━━━━━ RECORD SET

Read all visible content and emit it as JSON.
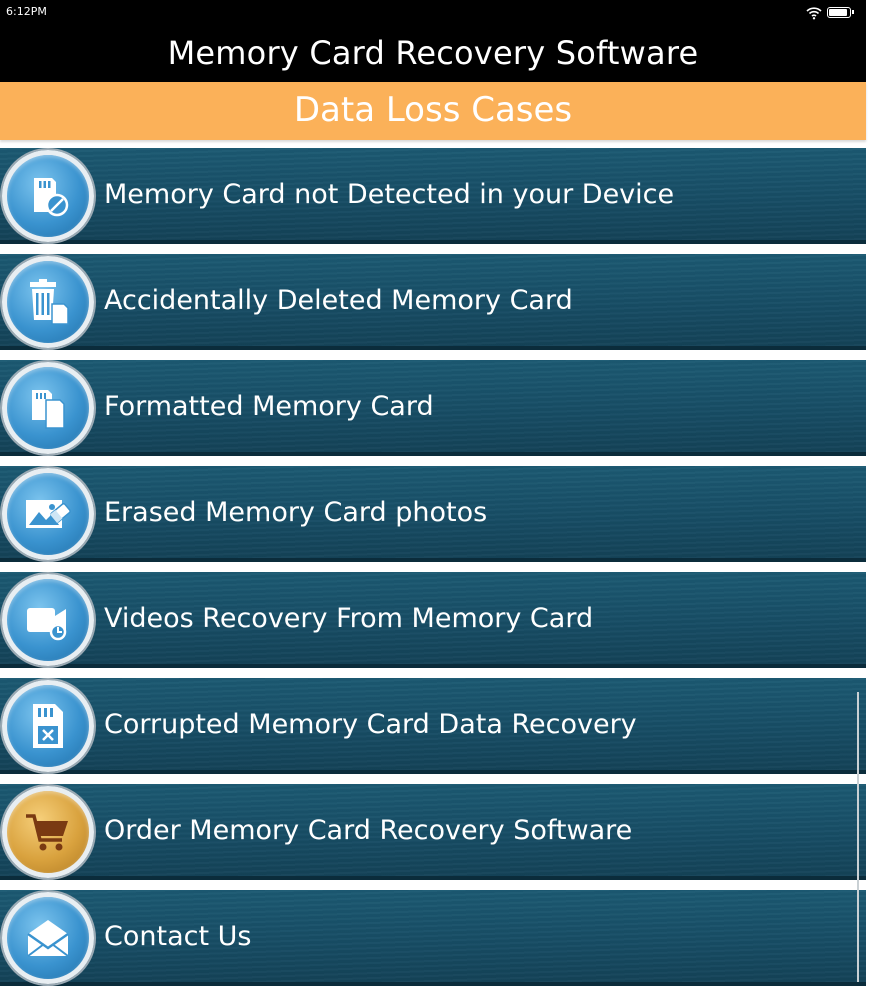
{
  "status_bar": {
    "time": "6:12PM",
    "wifi_icon": "wifi-icon",
    "battery_icon": "battery-icon"
  },
  "app": {
    "title": "Memory Card Recovery Software"
  },
  "section": {
    "title": "Data Loss Cases",
    "color": "#fbb159"
  },
  "menu": {
    "items": [
      {
        "label": "Memory Card not Detected in your Device",
        "icon": "sd-card-blocked-icon"
      },
      {
        "label": "Accidentally Deleted Memory Card",
        "icon": "trash-memory-card-icon"
      },
      {
        "label": "Formatted Memory Card",
        "icon": "memory-cards-icon"
      },
      {
        "label": "Erased Memory Card photos",
        "icon": "photo-eraser-icon"
      },
      {
        "label": "Videos Recovery From Memory Card",
        "icon": "video-camera-recover-icon"
      },
      {
        "label": "Corrupted Memory Card Data Recovery",
        "icon": "corrupted-sd-card-icon"
      },
      {
        "label": "Order Memory Card Recovery Software",
        "icon": "shopping-cart-icon"
      },
      {
        "label": "Contact Us",
        "icon": "envelope-icon"
      }
    ]
  },
  "colors": {
    "item_background": "#174c64",
    "icon_blue": "#3a93cf",
    "icon_gold": "#d9a23e"
  }
}
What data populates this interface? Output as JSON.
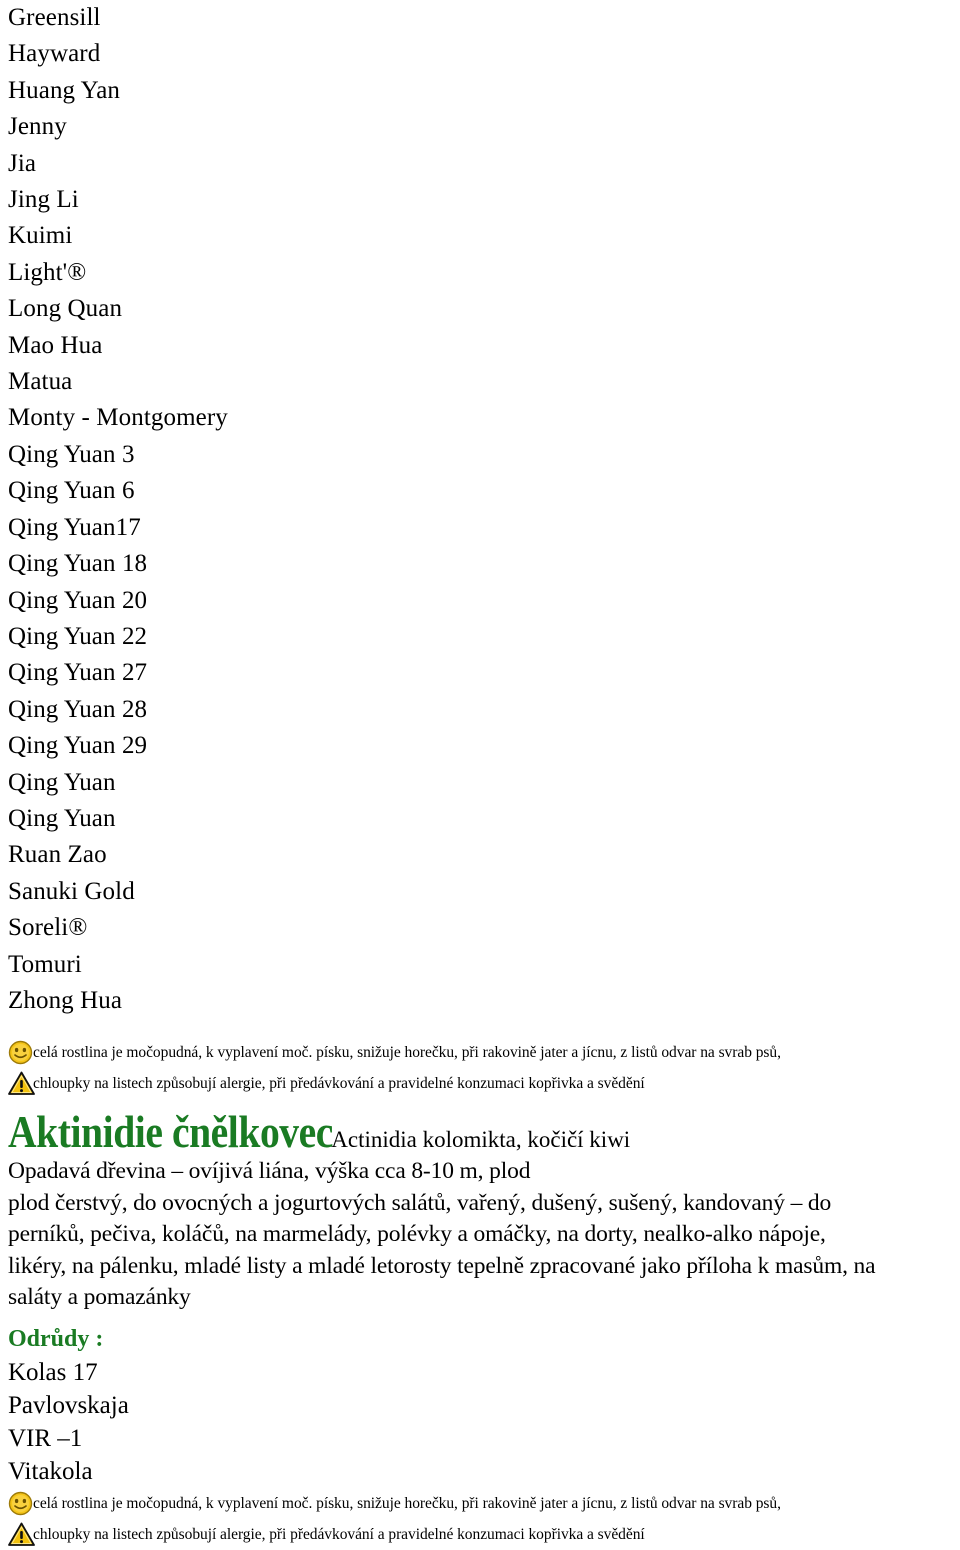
{
  "page": {
    "title_cz": "Aktinidie čnělkovec",
    "title_latin": "Actinidia kolomikta, kočičí kiwi",
    "colors": {
      "heading_green": "#1a7b23",
      "body_black": "#000000",
      "icon_yellow": "#F2C10D",
      "page_background": "#FFFFFF"
    }
  },
  "cultivar_list": {
    "items": [
      "Greensill",
      "Hayward",
      "Huang Yan",
      "Jenny",
      "Jia",
      "Jing Li",
      "Kuimi",
      "Light'®",
      "Long Quan",
      "Mao Hua",
      "Matua",
      "Monty - Montgomery",
      "Qing Yuan 3",
      "Qing Yuan 6",
      "Qing Yuan17",
      "Qing Yuan 18",
      "Qing Yuan 20",
      "Qing Yuan 22",
      "Qing Yuan 27",
      "Qing Yuan 28",
      "Qing Yuan 29",
      "Qing Yuan",
      "Qing Yuan",
      "Ruan Zao",
      "Sanuki Gold",
      "Soreli®",
      "Tomuri",
      "Zhong Hua"
    ]
  },
  "notes_top": {
    "benefit_icon": "smiley-face-icon",
    "benefit_text": "celá rostlina je močopudná, k vyplavení moč. písku, snižuje horečku, při rakovině jater a jícnu, z listů odvar na svrab psů,",
    "warning_icon": "warning-triangle-icon",
    "warning_text": "chloupky na listech způsobují alergie, při předávkování a pravidelné konzumaci kopřivka a svědění"
  },
  "description": {
    "lines": [
      "Opadavá dřevina – ovíjivá liána, výška cca 8-10 m, plod",
      "plod čerstvý, do ovocných a jogurtových salátů, vařený, dušený, sušený, kandovaný – do",
      "perníků,  pečiva, koláčů, na marmelády, polévky a omáčky, na dorty, nealko-alko nápoje,",
      "likéry, na pálenku, mladé listy a mladé letorosty tepelně zpracované jako příloha k masům, na",
      "saláty a pomazánky"
    ]
  },
  "varieties": {
    "title": "Odrůdy :",
    "items": [
      "Kolas 17",
      "Pavlovskaja",
      "VIR –1",
      "Vitakola"
    ]
  },
  "notes_bottom": {
    "benefit_icon": "smiley-face-icon",
    "benefit_text": "celá rostlina je močopudná, k vyplavení moč. písku, snižuje horečku, při rakovině jater a jícnu, z listů odvar na svrab psů,",
    "warning_icon": "warning-triangle-icon",
    "warning_text": "chloupky na listech způsobují alergie, při předávkování a pravidelné konzumaci kopřivka a svědění"
  }
}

━━━━━━━━━━

Transcribe the entries above verbatim, omitting their pictures.

SOLUTION TO THIS TASK.
Read all visible content and emit it as JSON.
{
  "status_bar": {
    "time": "6:12PM",
    "wifi_icon": "wifi-icon",
    "battery_icon": "battery-icon"
  },
  "app": {
    "title": "Memory Card Recovery Software"
  },
  "section": {
    "title": "Data Loss Cases",
    "color": "#fbb159"
  },
  "menu": {
    "items": [
      {
        "label": "Memory Card not Detected in your Device",
        "icon": "sd-card-blocked-icon"
      },
      {
        "label": "Accidentally Deleted Memory Card",
        "icon": "trash-memory-card-icon"
      },
      {
        "label": "Formatted Memory Card",
        "icon": "memory-cards-icon"
      },
      {
        "label": "Erased Memory Card photos",
        "icon": "photo-eraser-icon"
      },
      {
        "label": "Videos Recovery From Memory Card",
        "icon": "video-camera-recover-icon"
      },
      {
        "label": "Corrupted Memory Card Data Recovery",
        "icon": "corrupted-sd-card-icon"
      },
      {
        "label": "Order Memory Card Recovery Software",
        "icon": "shopping-cart-icon"
      },
      {
        "label": "Contact Us",
        "icon": "envelope-icon"
      }
    ]
  },
  "colors": {
    "item_background": "#174c64",
    "icon_blue": "#3a93cf",
    "icon_gold": "#d9a23e"
  }
}
What data populates this interface? Output as JSON.
{
  "page": {
    "title_cz": "Aktinidie čnělkovec",
    "title_latin": "Actinidia kolomikta, kočičí kiwi",
    "colors": {
      "heading_green": "#1a7b23",
      "body_black": "#000000",
      "icon_yellow": "#F2C10D",
      "page_background": "#FFFFFF"
    }
  },
  "cultivar_list": {
    "items": [
      "Greensill",
      "Hayward",
      "Huang Yan",
      "Jenny",
      "Jia",
      "Jing Li",
      "Kuimi",
      "Light'®",
      "Long Quan",
      "Mao Hua",
      "Matua",
      "Monty - Montgomery",
      "Qing Yuan 3",
      "Qing Yuan 6",
      "Qing Yuan17",
      "Qing Yuan 18",
      "Qing Yuan 20",
      "Qing Yuan 22",
      "Qing Yuan 27",
      "Qing Yuan 28",
      "Qing Yuan 29",
      "Qing Yuan",
      "Qing Yuan",
      "Ruan Zao",
      "Sanuki Gold",
      "Soreli®",
      "Tomuri",
      "Zhong Hua"
    ]
  },
  "notes_top": {
    "benefit_icon": "smiley-face-icon",
    "benefit_text": "celá rostlina je močopudná, k vyplavení moč. písku, snižuje horečku, při rakovině jater a jícnu, z listů odvar na svrab psů,",
    "warning_icon": "warning-triangle-icon",
    "warning_text": "chloupky na listech způsobují alergie, při předávkování a pravidelné konzumaci kopřivka a svědění"
  },
  "description": {
    "lines": [
      "Opadavá dřevina – ovíjivá liána, výška cca 8-10 m, plod",
      "plod čerstvý, do ovocných a jogurtových salátů, vařený, dušený, sušený, kandovaný – do",
      "perníků,  pečiva, koláčů, na marmelády, polévky a omáčky, na dorty, nealko-alko nápoje,",
      "likéry, na pálenku, mladé listy a mladé letorosty tepelně zpracované jako příloha k masům, na",
      "saláty a pomazánky"
    ]
  },
  "varieties": {
    "title": "Odrůdy :",
    "items": [
      "Kolas 17",
      "Pavlovskaja",
      "VIR –1",
      "Vitakola"
    ]
  },
  "notes_bottom": {
    "benefit_icon": "smiley-face-icon",
    "benefit_text": "celá rostlina je močopudná, k vyplavení moč. písku, snižuje horečku, při rakovině jater a jícnu, z listů odvar na svrab psů,",
    "warning_icon": "warning-triangle-icon",
    "warning_text": "chloupky na listech způsobují alergie, při předávkování a pravidelné konzumaci kopřivka a svědění"
  }
}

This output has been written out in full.